[Entries taken from a collection]
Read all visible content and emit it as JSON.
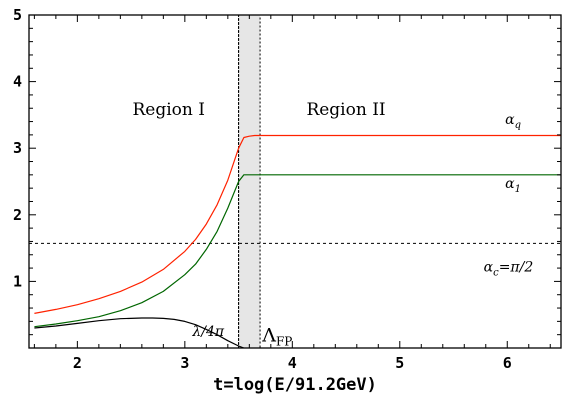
{
  "chart_data": {
    "type": "line",
    "title": "",
    "xlabel": "t=log(E/91.2GeV)",
    "ylabel": "",
    "xlim": [
      1.55,
      6.5
    ],
    "ylim": [
      0,
      5
    ],
    "xticks": [
      2,
      3,
      4,
      5,
      6
    ],
    "yticks": [
      1,
      2,
      3,
      4,
      5
    ],
    "series": [
      {
        "name": "αq",
        "color": "#ff2200",
        "x": [
          1.6,
          1.8,
          2.0,
          2.2,
          2.4,
          2.6,
          2.8,
          3.0,
          3.1,
          3.2,
          3.3,
          3.4,
          3.5,
          3.55,
          3.6,
          3.65,
          3.7,
          4.0,
          5.0,
          6.0,
          6.5
        ],
        "y": [
          0.52,
          0.58,
          0.65,
          0.74,
          0.85,
          0.99,
          1.18,
          1.45,
          1.63,
          1.86,
          2.15,
          2.52,
          3.0,
          3.16,
          3.18,
          3.19,
          3.19,
          3.19,
          3.19,
          3.19,
          3.19
        ]
      },
      {
        "name": "α1",
        "color": "#006600",
        "x": [
          1.6,
          1.8,
          2.0,
          2.2,
          2.4,
          2.6,
          2.8,
          3.0,
          3.1,
          3.2,
          3.3,
          3.4,
          3.5,
          3.55,
          3.6,
          3.65,
          3.7,
          4.0,
          5.0,
          6.0,
          6.5
        ],
        "y": [
          0.32,
          0.36,
          0.41,
          0.47,
          0.56,
          0.68,
          0.85,
          1.1,
          1.26,
          1.48,
          1.75,
          2.1,
          2.5,
          2.6,
          2.6,
          2.6,
          2.6,
          2.6,
          2.6,
          2.6,
          2.6
        ]
      },
      {
        "name": "λ/4π",
        "color": "#000000",
        "x": [
          1.6,
          1.8,
          2.0,
          2.2,
          2.4,
          2.6,
          2.7,
          2.8,
          2.9,
          3.0,
          3.1,
          3.2,
          3.3,
          3.4,
          3.5,
          3.55
        ],
        "y": [
          0.3,
          0.33,
          0.37,
          0.41,
          0.44,
          0.45,
          0.45,
          0.445,
          0.43,
          0.4,
          0.35,
          0.28,
          0.2,
          0.11,
          0.03,
          0.0
        ]
      }
    ],
    "hlines": [
      {
        "y": 1.5708,
        "style": "dashed"
      }
    ],
    "vlines": [
      {
        "x": 3.5,
        "style": "dotted"
      }
    ],
    "band": {
      "x0": 3.5,
      "x1": 3.7,
      "fill": "#e6e6e6"
    },
    "annotations": [
      {
        "text": "Region I",
        "x": 2.85,
        "y": 3.5
      },
      {
        "text": "Region II",
        "x": 4.5,
        "y": 3.5
      },
      {
        "text": "λ/4π",
        "x": 3.07,
        "y": 0.18
      },
      {
        "main": "Λ",
        "sub": "FP",
        "x": 3.72,
        "y": 0.1
      },
      {
        "main": "α",
        "sub": "q",
        "x": 5.98,
        "y": 3.36
      },
      {
        "main": "α",
        "sub": "1",
        "x": 5.98,
        "y": 2.4
      },
      {
        "main": "α",
        "sub": "c",
        "tail": "=π/2",
        "x": 5.78,
        "y": 1.15
      }
    ]
  }
}
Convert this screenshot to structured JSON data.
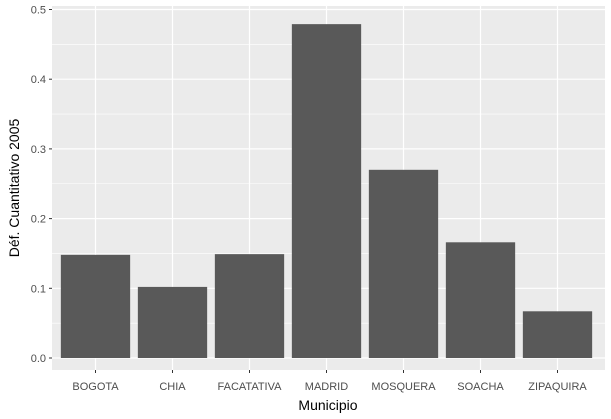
{
  "chart_data": {
    "type": "bar",
    "categories": [
      "BOGOTA",
      "CHIA",
      "FACATATIVA",
      "MADRID",
      "MOSQUERA",
      "SOACHA",
      "ZIPAQUIRA"
    ],
    "values": [
      0.148,
      0.102,
      0.149,
      0.479,
      0.27,
      0.166,
      0.067
    ],
    "ylim": [
      0,
      0.5
    ],
    "yticks": [
      "0.0",
      "0.1",
      "0.2",
      "0.3",
      "0.4",
      "0.5"
    ],
    "xlabel": "Municipio",
    "ylabel": "Déf. Cuantitativo 2005",
    "grid": true,
    "colors": {
      "panel": "#ebebeb",
      "grid": "#ffffff",
      "bar": "#595959",
      "tick_text": "#4d4d4d",
      "tick_mark": "#333333"
    }
  }
}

DESCRIPTION OF THE TASK:
Every record must be copied exactly, with images dropped from the result.

CORRECT RESULT:
Read all visible content and emit it as JSON.
{
  "chart_data": {
    "type": "line",
    "title": "",
    "xlabel": "t=log(E/91.2GeV)",
    "ylabel": "",
    "xlim": [
      1.55,
      6.5
    ],
    "ylim": [
      0,
      5
    ],
    "xticks": [
      2,
      3,
      4,
      5,
      6
    ],
    "yticks": [
      1,
      2,
      3,
      4,
      5
    ],
    "series": [
      {
        "name": "αq",
        "color": "#ff2200",
        "x": [
          1.6,
          1.8,
          2.0,
          2.2,
          2.4,
          2.6,
          2.8,
          3.0,
          3.1,
          3.2,
          3.3,
          3.4,
          3.5,
          3.55,
          3.6,
          3.65,
          3.7,
          4.0,
          5.0,
          6.0,
          6.5
        ],
        "y": [
          0.52,
          0.58,
          0.65,
          0.74,
          0.85,
          0.99,
          1.18,
          1.45,
          1.63,
          1.86,
          2.15,
          2.52,
          3.0,
          3.16,
          3.18,
          3.19,
          3.19,
          3.19,
          3.19,
          3.19,
          3.19
        ]
      },
      {
        "name": "α1",
        "color": "#006600",
        "x": [
          1.6,
          1.8,
          2.0,
          2.2,
          2.4,
          2.6,
          2.8,
          3.0,
          3.1,
          3.2,
          3.3,
          3.4,
          3.5,
          3.55,
          3.6,
          3.65,
          3.7,
          4.0,
          5.0,
          6.0,
          6.5
        ],
        "y": [
          0.32,
          0.36,
          0.41,
          0.47,
          0.56,
          0.68,
          0.85,
          1.1,
          1.26,
          1.48,
          1.75,
          2.1,
          2.5,
          2.6,
          2.6,
          2.6,
          2.6,
          2.6,
          2.6,
          2.6,
          2.6
        ]
      },
      {
        "name": "λ/4π",
        "color": "#000000",
        "x": [
          1.6,
          1.8,
          2.0,
          2.2,
          2.4,
          2.6,
          2.7,
          2.8,
          2.9,
          3.0,
          3.1,
          3.2,
          3.3,
          3.4,
          3.5,
          3.55
        ],
        "y": [
          0.3,
          0.33,
          0.37,
          0.41,
          0.44,
          0.45,
          0.45,
          0.445,
          0.43,
          0.4,
          0.35,
          0.28,
          0.2,
          0.11,
          0.03,
          0.0
        ]
      }
    ],
    "hlines": [
      {
        "y": 1.5708,
        "style": "dashed"
      }
    ],
    "vlines": [
      {
        "x": 3.5,
        "style": "dotted"
      }
    ],
    "band": {
      "x0": 3.5,
      "x1": 3.7,
      "fill": "#e6e6e6"
    },
    "annotations": [
      {
        "text": "Region I",
        "x": 2.85,
        "y": 3.5
      },
      {
        "text": "Region II",
        "x": 4.5,
        "y": 3.5
      },
      {
        "text": "λ/4π",
        "x": 3.07,
        "y": 0.18
      },
      {
        "main": "Λ",
        "sub": "FP",
        "x": 3.72,
        "y": 0.1
      },
      {
        "main": "α",
        "sub": "q",
        "x": 5.98,
        "y": 3.36
      },
      {
        "main": "α",
        "sub": "1",
        "x": 5.98,
        "y": 2.4
      },
      {
        "main": "α",
        "sub": "c",
        "tail": "=π/2",
        "x": 5.78,
        "y": 1.15
      }
    ]
  }
}
Convert this screenshot to structured JSON data.
{
  "chart_data": {
    "type": "bar",
    "categories": [
      "BOGOTA",
      "CHIA",
      "FACATATIVA",
      "MADRID",
      "MOSQUERA",
      "SOACHA",
      "ZIPAQUIRA"
    ],
    "values": [
      0.148,
      0.102,
      0.149,
      0.479,
      0.27,
      0.166,
      0.067
    ],
    "ylim": [
      0,
      0.5
    ],
    "yticks": [
      "0.0",
      "0.1",
      "0.2",
      "0.3",
      "0.4",
      "0.5"
    ],
    "xlabel": "Municipio",
    "ylabel": "Déf. Cuantitativo 2005",
    "grid": true,
    "colors": {
      "panel": "#ebebeb",
      "grid": "#ffffff",
      "bar": "#595959",
      "tick_text": "#4d4d4d",
      "tick_mark": "#333333"
    }
  }
}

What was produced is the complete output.